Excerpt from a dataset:
----------------

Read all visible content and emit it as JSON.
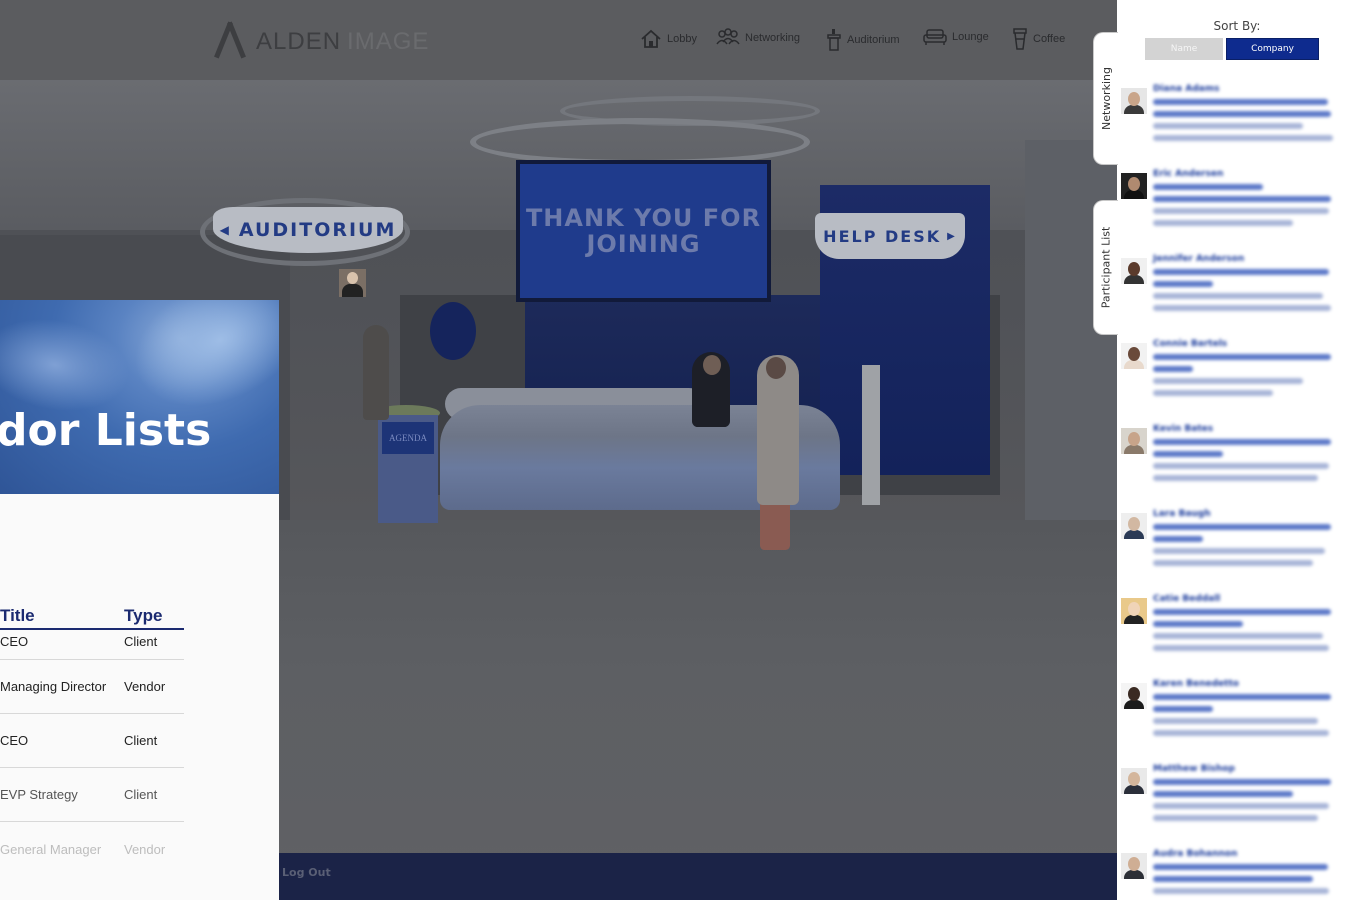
{
  "topbar": {
    "logo_primary": "ALDEN",
    "logo_secondary": "IMAGE",
    "nav": [
      {
        "label": "Lobby",
        "icon": "home-icon"
      },
      {
        "label": "Networking",
        "icon": "people-icon"
      },
      {
        "label": "Auditorium",
        "icon": "podium-icon"
      },
      {
        "label": "Lounge",
        "icon": "sofa-icon"
      },
      {
        "label": "Coffee",
        "icon": "cup-icon"
      }
    ]
  },
  "scene": {
    "screen_text": "THANK YOU FOR JOINING",
    "auditorium_sign": "AUDITORIUM",
    "helpdesk_sign": "HELP DESK",
    "standee_text": "AGENDA"
  },
  "vendor_panel": {
    "title": "dor Lists",
    "columns": [
      "Title",
      "Type"
    ],
    "rows": [
      {
        "title": "CEO",
        "type": "Client"
      },
      {
        "title": "Managing Director",
        "type": "Vendor"
      },
      {
        "title": "CEO",
        "type": "Client"
      },
      {
        "title": "EVP Strategy",
        "type": "Client"
      },
      {
        "title": "General Manager",
        "type": "Vendor"
      }
    ]
  },
  "bottombar": {
    "logout": "Log Out"
  },
  "participant_panel": {
    "tabs": [
      "Networking",
      "Participant List"
    ],
    "sort_label": "Sort By:",
    "sort_options": [
      "Name",
      "Company"
    ],
    "selected_sort": "Company",
    "participants": [
      {
        "name": "Diana Adams"
      },
      {
        "name": "Eric Andersen"
      },
      {
        "name": "Jennifer Anderson"
      },
      {
        "name": "Connie Bartels"
      },
      {
        "name": "Kevin Bates"
      },
      {
        "name": "Lara Baugh"
      },
      {
        "name": "Catie Beddall"
      },
      {
        "name": "Karen Benedetto"
      },
      {
        "name": "Matthew Bishop"
      },
      {
        "name": "Audra Bohannon"
      }
    ]
  },
  "colors": {
    "accent": "#0e2b8e",
    "scene_blue": "#1f3b8c",
    "bottom_bar": "#1b2347"
  }
}
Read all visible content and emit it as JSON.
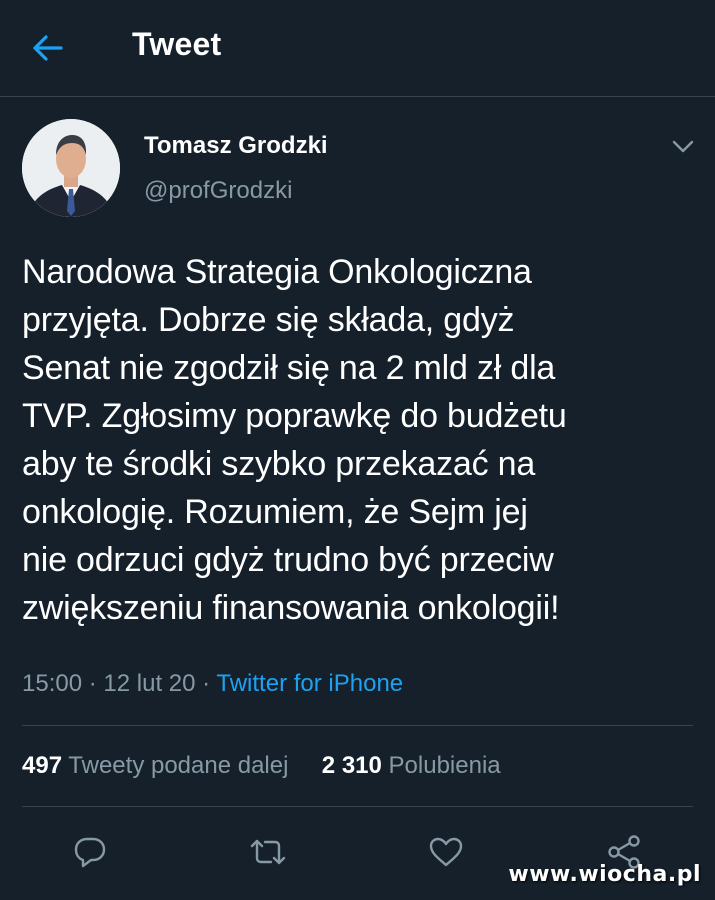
{
  "header": {
    "title": "Tweet"
  },
  "author": {
    "name": "Tomasz Grodzki",
    "handle": "@profGrodzki"
  },
  "tweet": {
    "text": "Narodowa Strategia Onkologiczna\nprzyjęta. Dobrze się składa, gdyż\nSenat nie zgodził się na 2 mld zł dla\nTVP. Zgłosimy poprawkę do budżetu\naby te środki szybko przekazać na\nonkologię. Rozumiem, że Sejm jej\nnie odrzuci gdyż trudno być przeciw\nzwiększeniu finansowania onkologii!",
    "time": "15:00",
    "date": "12 lut 20",
    "separator": "·",
    "source": "Twitter for iPhone"
  },
  "stats": {
    "retweets_count": "497",
    "retweets_label": "Tweety podane dalej",
    "likes_count": "2 310",
    "likes_label": "Polubienia"
  },
  "icons": {
    "back": "arrow-left-icon",
    "menu": "chevron-down-icon",
    "reply": "reply-icon",
    "retweet": "retweet-icon",
    "like": "heart-icon",
    "share": "share-icon"
  },
  "colors": {
    "background": "#15202b",
    "accent": "#1da1f2",
    "secondary_text": "#8899a6",
    "divider": "#38444d"
  },
  "watermark": "www.wiocha.pl"
}
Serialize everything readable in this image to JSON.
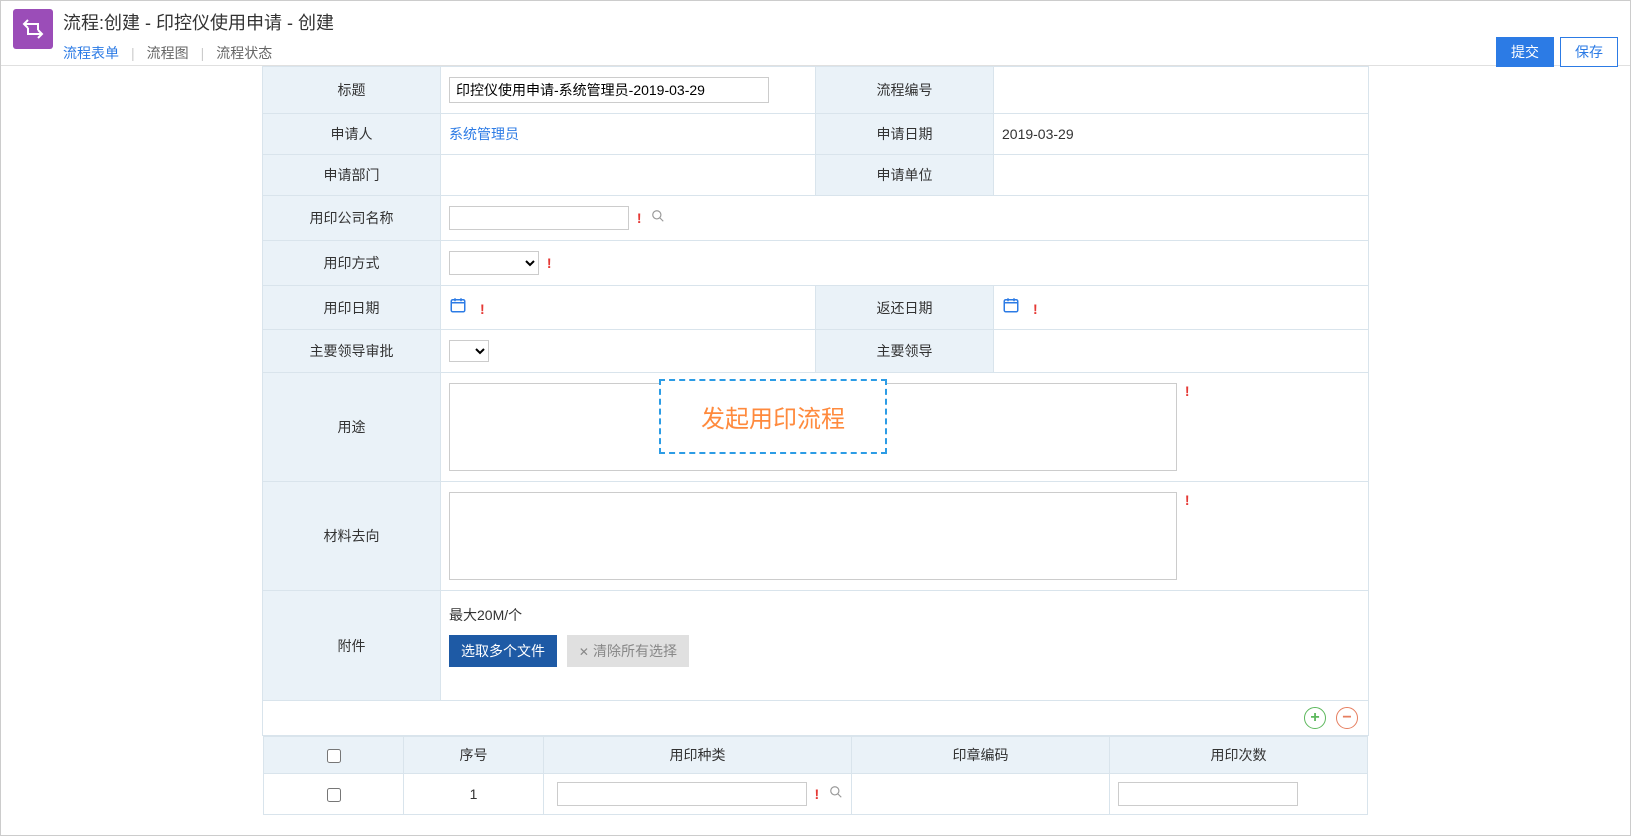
{
  "header": {
    "title": "流程:创建 - 印控仪使用申请 - 创建",
    "tabs": [
      "流程表单",
      "流程图",
      "流程状态"
    ],
    "submit": "提交",
    "save": "保存"
  },
  "form": {
    "labels": {
      "title": "标题",
      "processNo": "流程编号",
      "applicant": "申请人",
      "applyDate": "申请日期",
      "applyDept": "申请部门",
      "applyUnit": "申请单位",
      "company": "用印公司名称",
      "method": "用印方式",
      "useDate": "用印日期",
      "returnDate": "返还日期",
      "leaderApprove": "主要领导审批",
      "leader": "主要领导",
      "purpose": "用途",
      "materialDest": "材料去向",
      "attachment": "附件"
    },
    "values": {
      "title": "印控仪使用申请-系统管理员-2019-03-29",
      "applicant": "系统管理员",
      "applyDate": "2019-03-29",
      "attachHint": "最大20M/个",
      "selectFiles": "选取多个文件",
      "clearSelected": "清除所有选择"
    }
  },
  "callout": "发起用印流程",
  "subTable": {
    "headers": {
      "seq": "序号",
      "sealType": "用印种类",
      "sealCode": "印章编码",
      "count": "用印次数"
    },
    "rows": [
      {
        "seq": "1"
      }
    ]
  }
}
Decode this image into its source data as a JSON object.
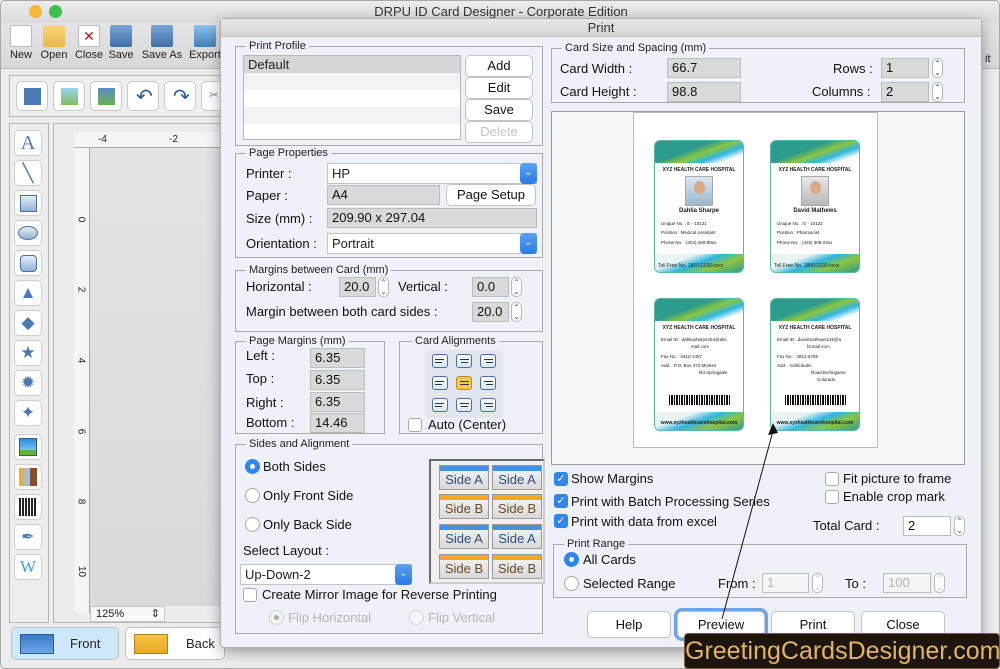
{
  "app": {
    "title": "DRPU ID Card Designer - Corporate Edition",
    "toolbar": [
      {
        "label": "New",
        "icon": "new-document-icon"
      },
      {
        "label": "Open",
        "icon": "open-folder-icon"
      },
      {
        "label": "Close",
        "icon": "close-document-icon"
      },
      {
        "label": "Save",
        "icon": "save-icon"
      },
      {
        "label": "Save As",
        "icon": "save-as-icon"
      },
      {
        "label": "Export",
        "icon": "export-icon"
      }
    ],
    "right_toolbar_partial_label": "it",
    "ruler": {
      "h_ticks": [
        "-4",
        "-2"
      ],
      "v_ticks": [
        "0",
        "2",
        "4",
        "6",
        "8",
        "10"
      ]
    },
    "zoom": "125%",
    "bottom_tabs": [
      {
        "label": "Front"
      },
      {
        "label": "Back"
      }
    ]
  },
  "dialog": {
    "title": "Print",
    "print_profile": {
      "title": "Print Profile",
      "items": [
        "Default"
      ],
      "buttons": {
        "add": "Add",
        "edit": "Edit",
        "save": "Save",
        "delete": "Delete"
      }
    },
    "page_properties": {
      "title": "Page Properties",
      "printer_label": "Printer :",
      "printer": "HP",
      "paper_label": "Paper :",
      "paper": "A4",
      "page_setup": "Page Setup",
      "size_label": "Size (mm) :",
      "size": "209.90 x 297.04",
      "orientation_label": "Orientation :",
      "orientation": "Portrait"
    },
    "margins_between_card": {
      "title": "Margins between Card (mm)",
      "horizontal_label": "Horizontal :",
      "horizontal": "20.0",
      "vertical_label": "Vertical :",
      "vertical": "0.0",
      "both_sides_label": "Margin between both card sides :",
      "both_sides": "20.0"
    },
    "page_margins": {
      "title": "Page Margins (mm)",
      "left_label": "Left :",
      "left": "6.35",
      "top_label": "Top :",
      "top": "6.35",
      "right_label": "Right :",
      "right": "6.35",
      "bottom_label": "Bottom :",
      "bottom": "14.46"
    },
    "card_alignments": {
      "title": "Card Alignments",
      "selected": "middle-center",
      "auto_label": "Auto (Center)",
      "auto": false
    },
    "sides": {
      "title": "Sides and Alignment",
      "options": [
        "Both Sides",
        "Only Front Side",
        "Only Back Side"
      ],
      "selected": "Both Sides",
      "layout_label": "Select Layout :",
      "layout": "Up-Down-2",
      "layout_preview": [
        "Side A",
        "Side A",
        "Side B",
        "Side B",
        "Side A",
        "Side A",
        "Side B",
        "Side B"
      ],
      "mirror_label": "Create Mirror Image for Reverse Printing",
      "flip_horizontal": "Flip Horizontal",
      "flip_vertical": "Flip Vertical"
    },
    "card_size": {
      "title": "Card Size and Spacing (mm)",
      "width_label": "Card Width :",
      "width": "66.7",
      "height_label": "Card Height :",
      "height": "98.8",
      "rows_label": "Rows :",
      "rows": "1",
      "columns_label": "Columns :",
      "columns": "2"
    },
    "preview_cards": [
      {
        "hospital": "XYZ HEALTH CARE HOSPITAL",
        "name": "Dahlia Sharpe",
        "unique": "Unique No.   :  E - 10121",
        "position": "Position      :  Medical Assistant",
        "phone": "Phone No.    :  (304) 430-98xx",
        "tollfree": "Toll Free No.   1800-2100-xxxx"
      },
      {
        "hospital": "XYZ HEALTH CARE HOSPITAL",
        "name": "David Mathews",
        "unique": "Unique No.   :  E - 10122",
        "position": "Position      :  Pharmacist",
        "phone": "Phone No.    :  (425) 388-23xx",
        "tollfree": "Toll Free No.   1800-2100-xxxx"
      },
      {
        "hospital": "XYZ HEALTH CARE HOSPITAL",
        "email": "Email ID :  dahliasharpe254@abc",
        "email2": "mail.com",
        "fax": "Fax No.  :  5410-1457",
        "add": "Add.       :  P.O. Box 372 Montes",
        "add2": "Rd.Springdale",
        "add3": "",
        "web": "www.xyzhealthcarehospital.com"
      },
      {
        "hospital": "XYZ HEALTH CARE HOSPITAL",
        "email": "Email ID :  davidmathews145@a",
        "email2": "bcmail.com",
        "fax": "Fax No.  :  4921-6785",
        "add": "Add.       :        Sollicitudin",
        "add2": "Road,Burlingame",
        "add3": "Colorado",
        "web": "www.xyzhealthcarehospital.com"
      }
    ],
    "options": {
      "show_margins": "Show Margins",
      "show_margins_checked": true,
      "batch": "Print with Batch Processing Series",
      "batch_checked": true,
      "excel": "Print with data from excel",
      "excel_checked": true,
      "fit": "Fit picture to frame",
      "fit_checked": false,
      "crop": "Enable crop mark",
      "crop_checked": false,
      "total_label": "Total Card :",
      "total": "2"
    },
    "print_range": {
      "title": "Print Range",
      "all": "All Cards",
      "selected_range": "Selected Range",
      "selected": "All Cards",
      "from_label": "From :",
      "from": "1",
      "to_label": "To :",
      "to": "100"
    },
    "buttons": {
      "help": "Help",
      "preview": "Preview",
      "print": "Print",
      "close": "Close"
    }
  },
  "watermark": "GreetingCardsDesigner.com"
}
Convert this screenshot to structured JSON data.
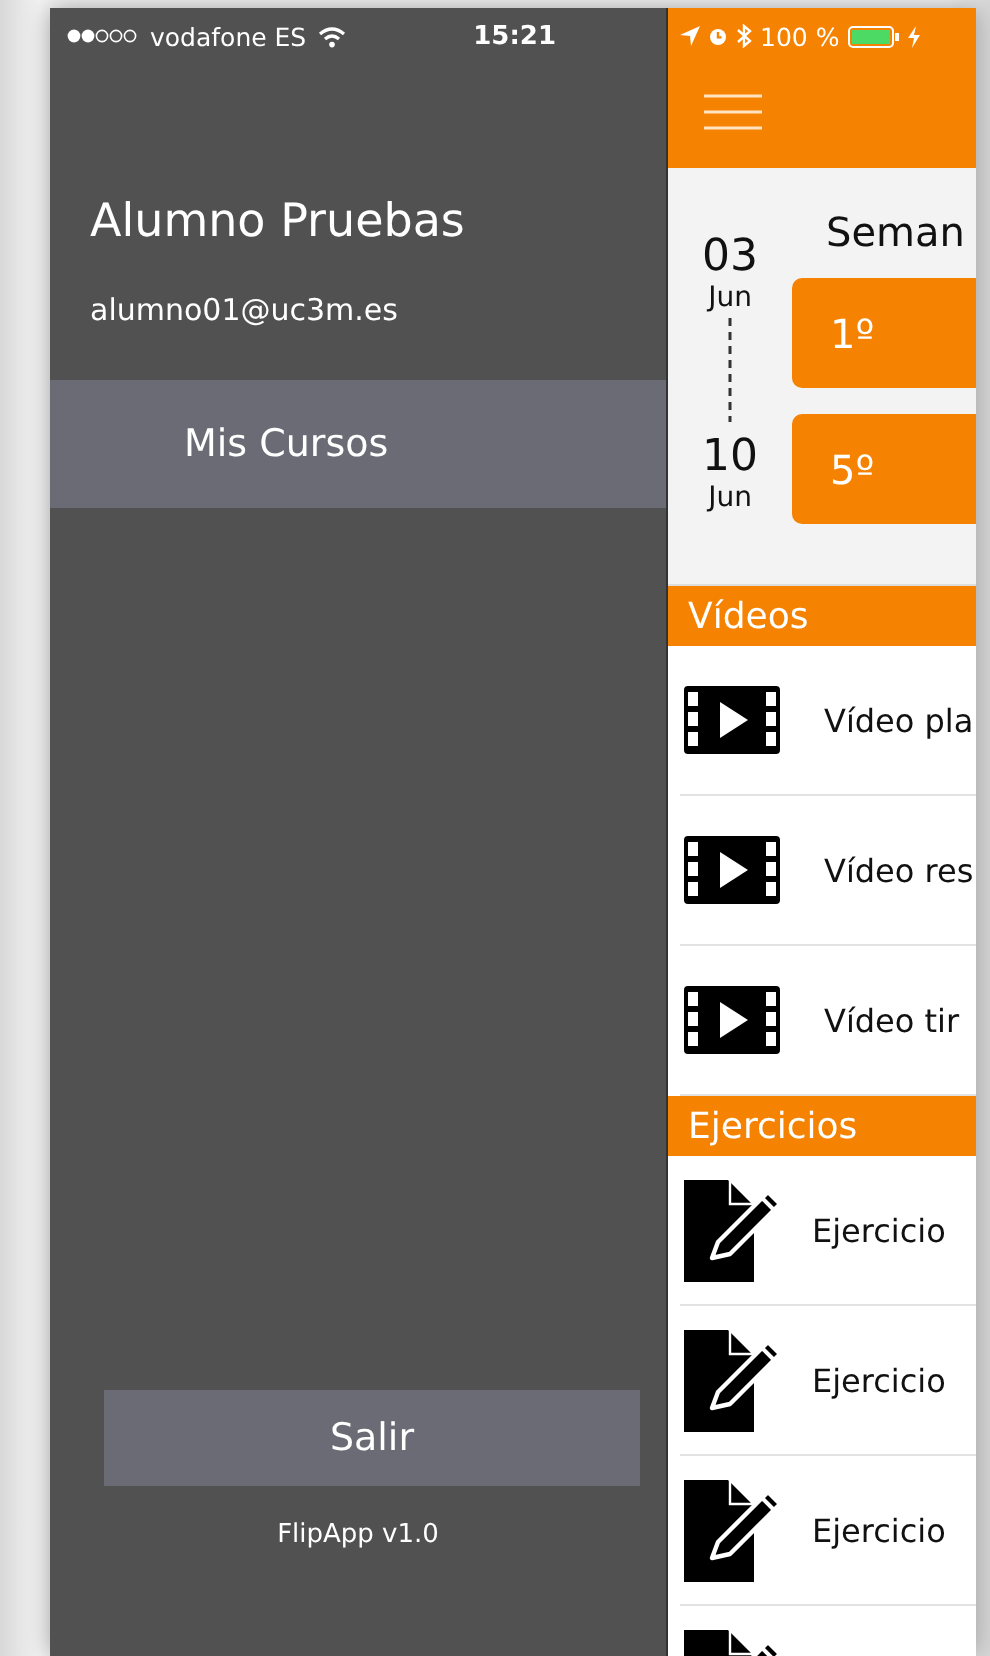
{
  "status_bar": {
    "carrier": "vodafone ES",
    "time": "15:21",
    "battery": "100 %"
  },
  "drawer": {
    "user_name": "Alumno Pruebas",
    "email": "alumno01@uc3m.es",
    "menu_items": [
      {
        "label": "Mis Cursos",
        "selected": true
      }
    ],
    "logout_button": "Salir",
    "version": "FlipApp v1.0"
  },
  "main": {
    "week": {
      "title": "Seman",
      "start": {
        "day": "03",
        "month": "Jun"
      },
      "end": {
        "day": "10",
        "month": "Jun"
      },
      "entries": [
        "1º",
        "5º"
      ]
    },
    "sections": [
      {
        "title": "Vídeos",
        "items": [
          {
            "kind": "video",
            "label": "Vídeo pla"
          },
          {
            "kind": "video",
            "label": "Vídeo res"
          },
          {
            "kind": "video",
            "label": "Vídeo tir"
          }
        ]
      },
      {
        "title": "Ejercicios",
        "items": [
          {
            "kind": "exercise",
            "label": "Ejercicio"
          },
          {
            "kind": "exercise",
            "label": "Ejercicio"
          },
          {
            "kind": "exercise",
            "label": "Ejercicio"
          },
          {
            "kind": "exercise"
          }
        ]
      }
    ]
  }
}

----------------

## EXERCISE OBJECTIVE
Track down every line with the word "Position" and copy it.

## EXPECTED OUTPUT
        "position": "Position      :  Medical Assistant",
        "position": "Position      :  Pharmacist",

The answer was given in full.